Copy nothing but the text: reproduce each line of the listing exactly and leave the pictures out.

--------------------------------------------------

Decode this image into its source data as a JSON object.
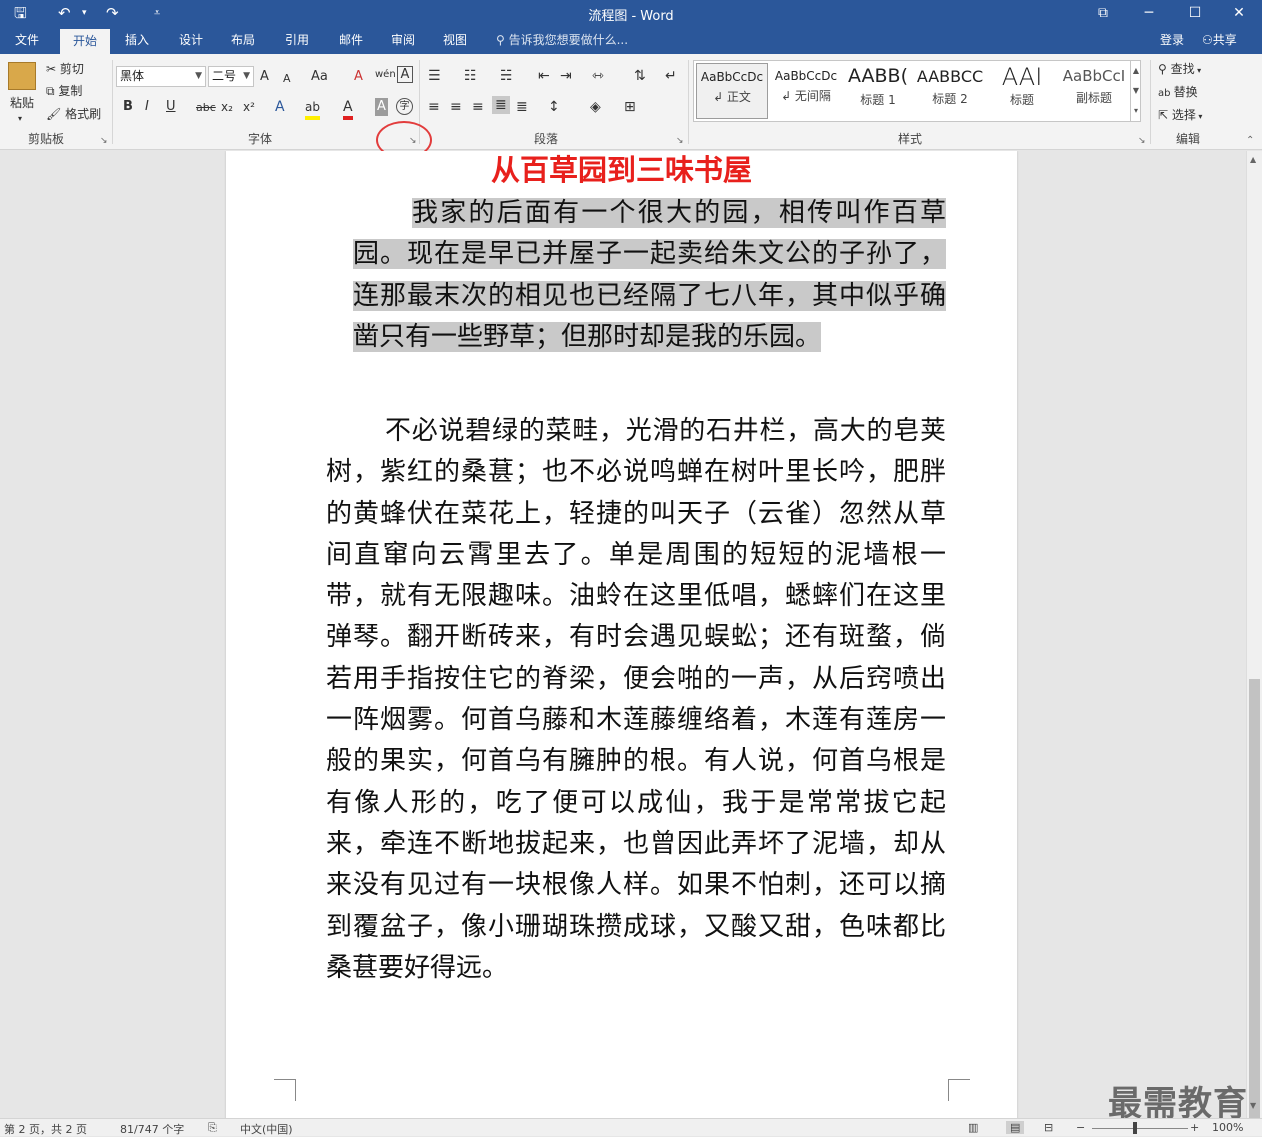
{
  "window": {
    "title": "流程图 - Word",
    "qa_save": "🖫",
    "qa_undo": "↶",
    "qa_redo": "↷",
    "qa_more": "⩡",
    "ctrl_restore": "⧉",
    "ctrl_min": "─",
    "ctrl_max": "☐",
    "ctrl_close": "✕"
  },
  "tabs": [
    {
      "label": "文件"
    },
    {
      "label": "开始"
    },
    {
      "label": "插入"
    },
    {
      "label": "设计"
    },
    {
      "label": "布局"
    },
    {
      "label": "引用"
    },
    {
      "label": "邮件"
    },
    {
      "label": "审阅"
    },
    {
      "label": "视图"
    }
  ],
  "tell_me": "告诉我您想要做什么...",
  "account": {
    "login": "登录",
    "share": "共享"
  },
  "clipboard": {
    "paste": "粘贴",
    "cut": "剪切",
    "copy": "复制",
    "format_painter": "格式刷",
    "label": "剪贴板"
  },
  "font": {
    "name": "黑体",
    "size": "二号",
    "label": "字体",
    "grow": "A",
    "shrink": "A",
    "case": "Aa",
    "clear": "A",
    "phonetic": "wén",
    "border": "A",
    "bold": "B",
    "italic": "I",
    "underline": "U",
    "strike": "abc",
    "sub": "x₂",
    "sup": "x²",
    "effects": "A",
    "highlight": "ab",
    "color": "A",
    "shade": "A",
    "enclose": "字"
  },
  "paragraph": {
    "label": "段落"
  },
  "styles": {
    "label": "样式",
    "items": [
      {
        "preview": "AaBbCcDc",
        "name": "↲ 正文"
      },
      {
        "preview": "AaBbCcDc",
        "name": "↲ 无间隔"
      },
      {
        "preview": "AABB(",
        "name": "标题 1"
      },
      {
        "preview": "AABBCC",
        "name": "标题 2"
      },
      {
        "preview": "AAI",
        "name": "标题"
      },
      {
        "preview": "AaBbCcI",
        "name": "副标题"
      }
    ]
  },
  "editing": {
    "label": "编辑",
    "find": "查找",
    "replace": "替换",
    "select": "选择"
  },
  "document": {
    "title": "从百草园到三味书屋",
    "p1": "我家的后面有一个很大的园，相传叫作百草园。现在是早已并屋子一起卖给朱文公的子孙了，连那最末次的相见也已经隔了七八年，其中似乎确凿只有一些野草；但那时却是我的乐园。",
    "p2": "不必说碧绿的菜畦，光滑的石井栏，高大的皂荚树，紫红的桑葚；也不必说鸣蝉在树叶里长吟，肥胖的黄蜂伏在菜花上，轻捷的叫天子（云雀）忽然从草间直窜向云霄里去了。单是周围的短短的泥墙根一带，就有无限趣味。油蛉在这里低唱，蟋蟀们在这里弹琴。翻开断砖来，有时会遇见蜈蚣；还有斑蝥，倘若用手指按住它的脊梁，便会啪的一声，从后窍喷出一阵烟雾。何首乌藤和木莲藤缠络着，木莲有莲房一般的果实，何首乌有臃肿的根。有人说，何首乌根是有像人形的，吃了便可以成仙，我于是常常拔它起来，牵连不断地拔起来，也曾因此弄坏了泥墙，却从来没有见过有一块根像人样。如果不怕刺，还可以摘到覆盆子，像小珊瑚珠攒成球，又酸又甜，色味都比桑葚要好得远。"
  },
  "status": {
    "page": "第 2 页，共 2 页",
    "words": "81/747 个字",
    "lang": "中文(中国)",
    "zoom": "100%",
    "zoom_minus": "−",
    "zoom_plus": "+"
  },
  "watermark": "最需教育"
}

--------------------------------------------------

FINISHED EXERCISE:
Decode this image into its source data as a JSON object.
{
  "window": {
    "title": "流程图 - Word",
    "qa_save": "🖫",
    "qa_undo": "↶",
    "qa_redo": "↷",
    "qa_more": "⩡",
    "ctrl_restore": "⧉",
    "ctrl_min": "─",
    "ctrl_max": "☐",
    "ctrl_close": "✕"
  },
  "tabs": [
    {
      "label": "文件"
    },
    {
      "label": "开始"
    },
    {
      "label": "插入"
    },
    {
      "label": "设计"
    },
    {
      "label": "布局"
    },
    {
      "label": "引用"
    },
    {
      "label": "邮件"
    },
    {
      "label": "审阅"
    },
    {
      "label": "视图"
    }
  ],
  "tell_me": "告诉我您想要做什么...",
  "account": {
    "login": "登录",
    "share": "共享"
  },
  "clipboard": {
    "paste": "粘贴",
    "cut": "剪切",
    "copy": "复制",
    "format_painter": "格式刷",
    "label": "剪贴板"
  },
  "font": {
    "name": "黑体",
    "size": "二号",
    "label": "字体",
    "grow": "A",
    "shrink": "A",
    "case": "Aa",
    "clear": "A",
    "phonetic": "wén",
    "border": "A",
    "bold": "B",
    "italic": "I",
    "underline": "U",
    "strike": "abc",
    "sub": "x₂",
    "sup": "x²",
    "effects": "A",
    "highlight": "ab",
    "color": "A",
    "shade": "A",
    "enclose": "字"
  },
  "paragraph": {
    "label": "段落"
  },
  "styles": {
    "label": "样式",
    "items": [
      {
        "preview": "AaBbCcDc",
        "name": "↲ 正文"
      },
      {
        "preview": "AaBbCcDc",
        "name": "↲ 无间隔"
      },
      {
        "preview": "AABB(",
        "name": "标题 1"
      },
      {
        "preview": "AABBCC",
        "name": "标题 2"
      },
      {
        "preview": "AAI",
        "name": "标题"
      },
      {
        "preview": "AaBbCcI",
        "name": "副标题"
      }
    ]
  },
  "editing": {
    "label": "编辑",
    "find": "查找",
    "replace": "替换",
    "select": "选择"
  },
  "document": {
    "title": "从百草园到三味书屋",
    "p1": "我家的后面有一个很大的园，相传叫作百草园。现在是早已并屋子一起卖给朱文公的子孙了，连那最末次的相见也已经隔了七八年，其中似乎确凿只有一些野草；但那时却是我的乐园。",
    "p2": "不必说碧绿的菜畦，光滑的石井栏，高大的皂荚树，紫红的桑葚；也不必说鸣蝉在树叶里长吟，肥胖的黄蜂伏在菜花上，轻捷的叫天子（云雀）忽然从草间直窜向云霄里去了。单是周围的短短的泥墙根一带，就有无限趣味。油蛉在这里低唱，蟋蟀们在这里弹琴。翻开断砖来，有时会遇见蜈蚣；还有斑蝥，倘若用手指按住它的脊梁，便会啪的一声，从后窍喷出一阵烟雾。何首乌藤和木莲藤缠络着，木莲有莲房一般的果实，何首乌有臃肿的根。有人说，何首乌根是有像人形的，吃了便可以成仙，我于是常常拔它起来，牵连不断地拔起来，也曾因此弄坏了泥墙，却从来没有见过有一块根像人样。如果不怕刺，还可以摘到覆盆子，像小珊瑚珠攒成球，又酸又甜，色味都比桑葚要好得远。"
  },
  "status": {
    "page": "第 2 页，共 2 页",
    "words": "81/747 个字",
    "lang": "中文(中国)",
    "zoom": "100%",
    "zoom_minus": "−",
    "zoom_plus": "+"
  },
  "watermark": "最需教育"
}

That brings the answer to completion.